> [Goal]: Find the lines with "Fakturalista" in them and copy them out.

========================

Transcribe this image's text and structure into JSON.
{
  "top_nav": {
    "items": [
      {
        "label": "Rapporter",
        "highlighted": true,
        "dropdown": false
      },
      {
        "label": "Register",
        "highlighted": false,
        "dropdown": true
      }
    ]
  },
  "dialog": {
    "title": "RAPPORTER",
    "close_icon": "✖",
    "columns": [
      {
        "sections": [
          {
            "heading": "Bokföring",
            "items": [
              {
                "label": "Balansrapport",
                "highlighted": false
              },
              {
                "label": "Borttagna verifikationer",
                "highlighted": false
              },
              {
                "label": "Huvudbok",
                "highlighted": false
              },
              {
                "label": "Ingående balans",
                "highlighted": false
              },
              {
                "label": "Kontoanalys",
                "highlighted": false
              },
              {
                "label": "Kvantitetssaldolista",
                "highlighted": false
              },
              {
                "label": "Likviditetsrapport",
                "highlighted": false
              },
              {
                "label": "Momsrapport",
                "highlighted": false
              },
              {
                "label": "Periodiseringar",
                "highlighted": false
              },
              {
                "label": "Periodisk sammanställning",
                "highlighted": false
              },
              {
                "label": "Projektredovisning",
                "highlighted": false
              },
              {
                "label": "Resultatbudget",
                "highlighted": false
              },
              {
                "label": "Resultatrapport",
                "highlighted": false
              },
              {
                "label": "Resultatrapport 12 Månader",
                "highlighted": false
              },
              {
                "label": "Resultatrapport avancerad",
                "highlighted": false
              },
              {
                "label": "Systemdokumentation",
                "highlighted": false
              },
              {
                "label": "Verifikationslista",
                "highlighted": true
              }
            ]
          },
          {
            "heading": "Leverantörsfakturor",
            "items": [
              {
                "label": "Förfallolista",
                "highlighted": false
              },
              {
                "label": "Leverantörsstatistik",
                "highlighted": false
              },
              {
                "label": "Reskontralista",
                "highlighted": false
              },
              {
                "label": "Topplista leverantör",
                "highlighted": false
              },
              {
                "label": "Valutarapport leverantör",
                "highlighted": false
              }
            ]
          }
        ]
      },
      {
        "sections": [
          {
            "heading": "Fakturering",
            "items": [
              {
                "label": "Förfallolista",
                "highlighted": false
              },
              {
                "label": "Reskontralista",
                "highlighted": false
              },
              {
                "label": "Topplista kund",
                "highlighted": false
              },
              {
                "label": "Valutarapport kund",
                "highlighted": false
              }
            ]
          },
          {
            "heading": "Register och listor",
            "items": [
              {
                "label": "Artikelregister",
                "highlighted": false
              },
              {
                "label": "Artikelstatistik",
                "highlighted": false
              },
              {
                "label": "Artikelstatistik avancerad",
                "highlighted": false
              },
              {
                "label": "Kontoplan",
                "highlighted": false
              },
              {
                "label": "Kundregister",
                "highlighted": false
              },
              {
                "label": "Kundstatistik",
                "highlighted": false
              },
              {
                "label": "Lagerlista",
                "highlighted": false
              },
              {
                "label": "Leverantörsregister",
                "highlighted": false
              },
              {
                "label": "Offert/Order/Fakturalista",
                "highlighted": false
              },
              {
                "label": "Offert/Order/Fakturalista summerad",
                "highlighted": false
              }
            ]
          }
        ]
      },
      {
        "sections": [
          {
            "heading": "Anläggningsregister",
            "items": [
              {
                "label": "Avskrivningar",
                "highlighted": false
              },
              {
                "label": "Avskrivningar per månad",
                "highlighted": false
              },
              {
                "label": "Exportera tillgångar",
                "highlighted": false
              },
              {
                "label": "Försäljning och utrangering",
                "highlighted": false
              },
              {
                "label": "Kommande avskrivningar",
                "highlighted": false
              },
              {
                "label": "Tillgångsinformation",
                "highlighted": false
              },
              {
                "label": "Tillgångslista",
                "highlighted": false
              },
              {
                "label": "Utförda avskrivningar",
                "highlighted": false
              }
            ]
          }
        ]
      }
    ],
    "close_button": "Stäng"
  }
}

========================

> [Correct response]:
                "label": "Offert/Order/Fakturalista",
                "label": "Offert/Order/Fakturalista summerad",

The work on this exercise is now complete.